- **Teks Latihan**
----

Eramuslim.com – Kalimantan Barat diketahui memiliki cadangan uranium yang besar, terutama di Kabupaten Melawi yang menyimpan sekitar 24.112 ton uranium. Informasi ini tercantum dalam Atlas Geologi Sumber Daya Mineral dan Energi Kalimantan Barat serta dokumen Rencana Usaha Penyediaan Tenaga Listrik (RUPTL) PT PLN (Persero) tahun 2025–2034.
Menanggapi potensi tersebut, Kementerian Energi dan Sumber Daya Mineral (ESDM) tengah menyusun Peraturan Pemerintah (PP) guna mengatur proses pengolahan bahan radioaktif, termasuk uranium, agar dapat dimanfaatkan sebagai energi primer untuk Pembangkit Listrik Tenaga Nuklir (PLTN).
“Kami sedang mempersiapkan PP-nya. Harapannya nanti aturan ini bisa diterapkan untuk proses pemurnian dan pemanfaatan bahan radioaktif sebagai sumber energi,” ujar Wakil Menteri ESDM, Yuliot Tanjung, dalam pernyataannya di kantor Kementerian ESDM pada Jumat, 20 Juni 2025, seperti dikutip dari detikFinance. Ia juga menekankan bahwa proses perizinan tambang uranium akan dikelola dengan memperhatikan aspek lingkungan hidup, serta melibatkan lembaga seperti BRIN dan Bapeten.

----

Entri set data:
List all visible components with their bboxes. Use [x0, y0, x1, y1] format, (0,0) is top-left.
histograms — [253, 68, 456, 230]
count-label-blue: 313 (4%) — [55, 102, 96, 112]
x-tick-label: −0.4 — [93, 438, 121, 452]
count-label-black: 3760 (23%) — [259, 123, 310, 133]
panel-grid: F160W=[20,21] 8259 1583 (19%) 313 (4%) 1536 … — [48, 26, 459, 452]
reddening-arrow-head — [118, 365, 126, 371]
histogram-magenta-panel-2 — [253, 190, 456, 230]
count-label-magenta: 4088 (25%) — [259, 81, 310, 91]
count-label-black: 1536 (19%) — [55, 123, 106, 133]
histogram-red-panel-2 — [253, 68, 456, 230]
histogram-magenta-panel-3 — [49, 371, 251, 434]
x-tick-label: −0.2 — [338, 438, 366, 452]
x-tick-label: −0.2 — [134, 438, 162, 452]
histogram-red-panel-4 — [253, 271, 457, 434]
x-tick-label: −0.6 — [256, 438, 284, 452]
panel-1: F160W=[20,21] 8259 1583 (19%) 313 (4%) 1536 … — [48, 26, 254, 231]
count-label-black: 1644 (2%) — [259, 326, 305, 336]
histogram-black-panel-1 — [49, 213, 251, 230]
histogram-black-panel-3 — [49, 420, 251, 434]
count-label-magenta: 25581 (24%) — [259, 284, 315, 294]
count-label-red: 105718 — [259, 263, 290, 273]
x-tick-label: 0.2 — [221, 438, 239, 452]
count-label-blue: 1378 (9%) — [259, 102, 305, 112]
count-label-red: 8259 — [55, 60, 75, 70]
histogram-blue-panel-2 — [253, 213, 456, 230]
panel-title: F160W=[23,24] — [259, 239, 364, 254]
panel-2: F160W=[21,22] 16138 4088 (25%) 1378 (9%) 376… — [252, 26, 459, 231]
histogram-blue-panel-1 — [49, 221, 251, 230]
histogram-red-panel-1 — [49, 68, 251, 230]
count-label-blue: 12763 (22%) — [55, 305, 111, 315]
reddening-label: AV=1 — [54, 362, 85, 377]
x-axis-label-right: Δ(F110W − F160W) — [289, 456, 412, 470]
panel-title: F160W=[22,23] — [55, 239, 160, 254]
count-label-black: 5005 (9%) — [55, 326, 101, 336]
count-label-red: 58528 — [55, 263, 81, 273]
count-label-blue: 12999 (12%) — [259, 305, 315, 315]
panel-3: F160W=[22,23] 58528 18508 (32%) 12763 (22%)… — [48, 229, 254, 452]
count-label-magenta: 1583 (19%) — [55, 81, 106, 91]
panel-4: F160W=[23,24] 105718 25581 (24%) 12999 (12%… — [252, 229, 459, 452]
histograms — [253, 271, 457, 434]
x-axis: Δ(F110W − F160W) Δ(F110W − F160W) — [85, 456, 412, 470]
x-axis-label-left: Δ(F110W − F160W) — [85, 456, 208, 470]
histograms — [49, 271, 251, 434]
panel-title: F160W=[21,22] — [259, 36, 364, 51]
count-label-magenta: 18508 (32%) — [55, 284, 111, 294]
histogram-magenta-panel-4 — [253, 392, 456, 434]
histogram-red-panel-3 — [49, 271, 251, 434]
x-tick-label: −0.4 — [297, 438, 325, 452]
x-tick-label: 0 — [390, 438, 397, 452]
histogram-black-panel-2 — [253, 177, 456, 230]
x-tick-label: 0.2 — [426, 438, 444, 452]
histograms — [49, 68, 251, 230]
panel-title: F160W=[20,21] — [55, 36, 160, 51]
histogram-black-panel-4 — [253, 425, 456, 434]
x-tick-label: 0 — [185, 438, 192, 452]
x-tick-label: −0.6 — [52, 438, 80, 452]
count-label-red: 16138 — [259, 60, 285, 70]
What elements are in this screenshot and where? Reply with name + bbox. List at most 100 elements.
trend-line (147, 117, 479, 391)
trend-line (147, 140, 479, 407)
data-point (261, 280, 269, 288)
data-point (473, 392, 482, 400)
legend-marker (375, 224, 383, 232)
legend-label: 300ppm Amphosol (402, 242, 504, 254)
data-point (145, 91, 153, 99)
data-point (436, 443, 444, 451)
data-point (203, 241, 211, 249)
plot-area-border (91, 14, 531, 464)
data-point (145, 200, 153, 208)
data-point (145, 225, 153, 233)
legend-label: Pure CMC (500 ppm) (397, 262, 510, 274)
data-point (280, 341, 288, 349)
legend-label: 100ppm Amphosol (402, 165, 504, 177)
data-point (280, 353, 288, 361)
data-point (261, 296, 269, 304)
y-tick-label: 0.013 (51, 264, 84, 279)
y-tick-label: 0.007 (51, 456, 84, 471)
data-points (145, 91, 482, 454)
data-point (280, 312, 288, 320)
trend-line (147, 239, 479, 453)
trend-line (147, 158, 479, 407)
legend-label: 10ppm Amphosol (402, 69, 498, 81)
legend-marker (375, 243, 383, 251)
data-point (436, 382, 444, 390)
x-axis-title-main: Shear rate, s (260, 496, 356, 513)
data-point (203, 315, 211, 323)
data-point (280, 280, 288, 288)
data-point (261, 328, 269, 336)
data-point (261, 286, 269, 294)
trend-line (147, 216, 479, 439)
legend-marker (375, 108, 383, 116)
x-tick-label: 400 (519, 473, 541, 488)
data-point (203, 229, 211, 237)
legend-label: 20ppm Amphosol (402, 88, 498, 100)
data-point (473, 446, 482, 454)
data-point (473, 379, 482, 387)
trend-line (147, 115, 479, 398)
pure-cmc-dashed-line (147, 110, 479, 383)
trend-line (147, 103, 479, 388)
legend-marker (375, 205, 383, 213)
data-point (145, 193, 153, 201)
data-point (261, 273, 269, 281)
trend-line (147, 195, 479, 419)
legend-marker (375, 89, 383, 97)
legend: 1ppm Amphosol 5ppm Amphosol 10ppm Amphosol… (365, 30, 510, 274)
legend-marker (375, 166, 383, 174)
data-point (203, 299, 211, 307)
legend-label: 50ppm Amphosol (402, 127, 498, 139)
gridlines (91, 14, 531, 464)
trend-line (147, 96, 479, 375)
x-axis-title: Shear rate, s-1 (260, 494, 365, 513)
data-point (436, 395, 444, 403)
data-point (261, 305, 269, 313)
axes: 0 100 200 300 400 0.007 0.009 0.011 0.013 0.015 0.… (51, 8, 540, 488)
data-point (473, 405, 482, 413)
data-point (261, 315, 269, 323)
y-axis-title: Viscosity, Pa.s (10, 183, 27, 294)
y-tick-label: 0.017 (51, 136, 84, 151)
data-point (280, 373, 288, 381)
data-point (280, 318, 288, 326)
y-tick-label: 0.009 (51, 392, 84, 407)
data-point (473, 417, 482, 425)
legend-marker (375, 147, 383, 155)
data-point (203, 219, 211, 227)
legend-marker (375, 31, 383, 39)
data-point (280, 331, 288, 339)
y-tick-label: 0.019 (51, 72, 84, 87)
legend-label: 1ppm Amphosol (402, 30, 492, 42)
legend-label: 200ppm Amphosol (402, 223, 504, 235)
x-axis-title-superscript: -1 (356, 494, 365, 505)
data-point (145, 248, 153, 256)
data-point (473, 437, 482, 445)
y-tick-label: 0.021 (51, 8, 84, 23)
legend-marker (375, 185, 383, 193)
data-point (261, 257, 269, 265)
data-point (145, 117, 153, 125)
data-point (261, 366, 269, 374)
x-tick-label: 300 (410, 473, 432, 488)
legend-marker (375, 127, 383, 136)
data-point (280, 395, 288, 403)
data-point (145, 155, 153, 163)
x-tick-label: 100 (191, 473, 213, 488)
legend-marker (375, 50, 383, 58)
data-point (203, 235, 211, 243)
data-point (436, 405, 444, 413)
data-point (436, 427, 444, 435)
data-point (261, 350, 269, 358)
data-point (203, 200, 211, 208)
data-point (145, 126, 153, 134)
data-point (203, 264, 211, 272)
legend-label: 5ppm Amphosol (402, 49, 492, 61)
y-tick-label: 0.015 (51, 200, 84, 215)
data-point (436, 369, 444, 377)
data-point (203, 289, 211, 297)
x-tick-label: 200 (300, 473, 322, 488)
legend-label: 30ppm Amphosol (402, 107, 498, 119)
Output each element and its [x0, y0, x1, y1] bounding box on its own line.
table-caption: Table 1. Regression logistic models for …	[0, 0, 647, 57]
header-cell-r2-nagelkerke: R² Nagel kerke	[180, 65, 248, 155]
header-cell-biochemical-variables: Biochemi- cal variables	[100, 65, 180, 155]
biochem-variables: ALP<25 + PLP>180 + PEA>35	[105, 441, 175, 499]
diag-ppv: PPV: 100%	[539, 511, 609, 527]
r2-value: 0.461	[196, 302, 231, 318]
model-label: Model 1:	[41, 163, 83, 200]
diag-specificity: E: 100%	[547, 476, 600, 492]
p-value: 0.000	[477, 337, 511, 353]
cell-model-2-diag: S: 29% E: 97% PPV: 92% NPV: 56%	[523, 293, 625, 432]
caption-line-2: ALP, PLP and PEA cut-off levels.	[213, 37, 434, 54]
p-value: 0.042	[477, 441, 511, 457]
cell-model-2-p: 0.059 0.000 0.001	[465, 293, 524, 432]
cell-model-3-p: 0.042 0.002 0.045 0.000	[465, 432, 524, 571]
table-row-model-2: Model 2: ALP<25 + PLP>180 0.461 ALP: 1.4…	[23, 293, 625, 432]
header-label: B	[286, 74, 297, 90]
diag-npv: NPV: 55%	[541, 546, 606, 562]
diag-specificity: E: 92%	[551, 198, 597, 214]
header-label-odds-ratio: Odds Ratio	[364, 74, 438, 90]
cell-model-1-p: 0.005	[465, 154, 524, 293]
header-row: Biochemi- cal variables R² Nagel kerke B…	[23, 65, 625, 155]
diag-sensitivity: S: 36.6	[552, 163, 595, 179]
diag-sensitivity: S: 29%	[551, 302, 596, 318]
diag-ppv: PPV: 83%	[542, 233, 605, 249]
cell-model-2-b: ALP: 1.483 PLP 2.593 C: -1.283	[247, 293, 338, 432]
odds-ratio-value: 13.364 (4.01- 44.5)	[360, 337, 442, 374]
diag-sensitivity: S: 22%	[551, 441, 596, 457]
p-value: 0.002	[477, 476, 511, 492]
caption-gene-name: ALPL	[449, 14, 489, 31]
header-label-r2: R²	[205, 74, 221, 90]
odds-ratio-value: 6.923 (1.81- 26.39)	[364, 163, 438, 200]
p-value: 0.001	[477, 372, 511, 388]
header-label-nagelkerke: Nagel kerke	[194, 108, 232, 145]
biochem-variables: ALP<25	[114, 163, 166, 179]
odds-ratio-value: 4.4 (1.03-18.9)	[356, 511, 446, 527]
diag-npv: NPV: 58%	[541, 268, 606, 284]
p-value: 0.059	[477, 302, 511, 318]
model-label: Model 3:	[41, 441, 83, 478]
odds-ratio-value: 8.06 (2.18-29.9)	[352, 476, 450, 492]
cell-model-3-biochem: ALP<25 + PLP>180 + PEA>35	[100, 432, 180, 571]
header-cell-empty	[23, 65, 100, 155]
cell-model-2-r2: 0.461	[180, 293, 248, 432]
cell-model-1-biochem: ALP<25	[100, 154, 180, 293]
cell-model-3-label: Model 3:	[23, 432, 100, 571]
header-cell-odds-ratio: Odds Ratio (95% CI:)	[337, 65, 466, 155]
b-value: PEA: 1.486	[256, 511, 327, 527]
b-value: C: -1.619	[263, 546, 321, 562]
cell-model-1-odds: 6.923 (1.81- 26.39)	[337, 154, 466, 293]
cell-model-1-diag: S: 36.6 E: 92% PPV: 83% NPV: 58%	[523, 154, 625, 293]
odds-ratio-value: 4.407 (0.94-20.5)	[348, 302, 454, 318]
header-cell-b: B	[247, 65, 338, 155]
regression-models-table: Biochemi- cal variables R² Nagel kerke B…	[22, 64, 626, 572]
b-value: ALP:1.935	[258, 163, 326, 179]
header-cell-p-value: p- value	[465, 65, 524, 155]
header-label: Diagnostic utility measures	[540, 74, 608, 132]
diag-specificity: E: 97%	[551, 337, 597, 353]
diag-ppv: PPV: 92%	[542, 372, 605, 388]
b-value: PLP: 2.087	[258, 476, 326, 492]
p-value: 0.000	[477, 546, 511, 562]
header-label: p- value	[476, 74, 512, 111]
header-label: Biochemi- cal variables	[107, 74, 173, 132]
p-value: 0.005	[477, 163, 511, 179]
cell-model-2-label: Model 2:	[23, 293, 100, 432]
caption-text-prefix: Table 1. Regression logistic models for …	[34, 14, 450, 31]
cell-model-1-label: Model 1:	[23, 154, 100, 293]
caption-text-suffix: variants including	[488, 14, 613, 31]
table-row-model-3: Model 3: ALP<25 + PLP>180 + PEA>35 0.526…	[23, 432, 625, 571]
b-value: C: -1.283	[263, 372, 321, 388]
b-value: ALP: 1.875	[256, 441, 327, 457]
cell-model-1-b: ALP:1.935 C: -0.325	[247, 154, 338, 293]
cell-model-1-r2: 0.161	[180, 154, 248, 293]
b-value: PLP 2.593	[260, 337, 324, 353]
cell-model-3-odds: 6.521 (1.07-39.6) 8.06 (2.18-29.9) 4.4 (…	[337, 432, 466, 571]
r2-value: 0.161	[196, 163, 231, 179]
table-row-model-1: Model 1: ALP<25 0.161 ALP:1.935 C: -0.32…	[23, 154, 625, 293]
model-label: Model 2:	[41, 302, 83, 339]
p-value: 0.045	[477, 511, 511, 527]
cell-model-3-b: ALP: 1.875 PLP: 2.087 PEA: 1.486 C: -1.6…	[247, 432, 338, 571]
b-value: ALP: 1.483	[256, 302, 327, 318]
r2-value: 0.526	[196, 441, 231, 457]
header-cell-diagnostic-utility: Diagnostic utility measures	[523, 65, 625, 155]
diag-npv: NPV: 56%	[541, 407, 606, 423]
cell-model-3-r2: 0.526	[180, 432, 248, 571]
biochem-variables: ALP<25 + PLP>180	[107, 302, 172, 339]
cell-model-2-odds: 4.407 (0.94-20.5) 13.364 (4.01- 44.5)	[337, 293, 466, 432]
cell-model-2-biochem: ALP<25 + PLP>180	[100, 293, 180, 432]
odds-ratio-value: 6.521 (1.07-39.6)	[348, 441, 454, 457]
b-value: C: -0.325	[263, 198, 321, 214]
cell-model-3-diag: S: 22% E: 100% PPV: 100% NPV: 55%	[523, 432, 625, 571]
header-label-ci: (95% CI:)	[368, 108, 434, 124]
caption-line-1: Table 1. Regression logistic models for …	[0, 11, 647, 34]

----

- **Butir Tugas**
Lanjutkan teks tentang cadangan uranium di Kalimantan Barat, dimulai setelah kalimat terakhirnya. Data ini merupakan bahan tersendiri yang terpisah dari teks.

- **Jawaban Latihan**
Uranium sendiri merupakan logam radioaktif yang digunakan sebagai bahan bakar dalam pembangkit listrik tenaga nuklir. Unsur ini ditemukan secara tidak sengaja oleh ilmuwan Jerman, Martin Klaproth, pada tahun 1789 ketika meneliti sampel bijih dari tambang perak di kawasan yang kini dikenal sebagai Republik Ceko. Nama uranium diambil dari Planet Uranus, yang ditemukan delapan tahun sebelumnya.
Menurut berbagai sumber, termasuk buku Bahan Bakar Kapal, uranium terbentuk seiring terbentuknya Bumi dan dapat ditemukan dalam berbagai jenis batuan serta air laut. Sifatnya yang radioaktif dan proses penambangan yang kompleks menjadikan uranium termasuk ke dalam kategori bahan galian nuklir. Saat ini, terdapat lebih dari 100 jenis mineral uranium yang dikenal, seperti uraninite, coffinite, pitchblende, dan lainnya.
Untuk memastikan keamanan dan keberlanjutan pembangunan PLTN, berbagai syarat teknis dan keselamatan harus dipenuhi, termasuk ketersediaan bahan bakar nuklir, pengelolaan limbah radioaktif yang aman, dan sistem pengawasan sesuai standar Badan Energi Atom Internasional (IAEA) serta regulasi nasional.
Dalam rangka mendukung pembangunan PLTN, pemerintah melalui BATAN/BRIN telah melakukan survei lokasi di 28 wilayah potensial. Kajian tersebut mencakup aspek geoteknik, aktivitas seismik, serta risiko bencana alam lainnya. Seluruh lokasi tersebut dinilai layak untuk dikembangkan, dengan kapasitas total mencapai sekitar 70 Giga Watt (GW).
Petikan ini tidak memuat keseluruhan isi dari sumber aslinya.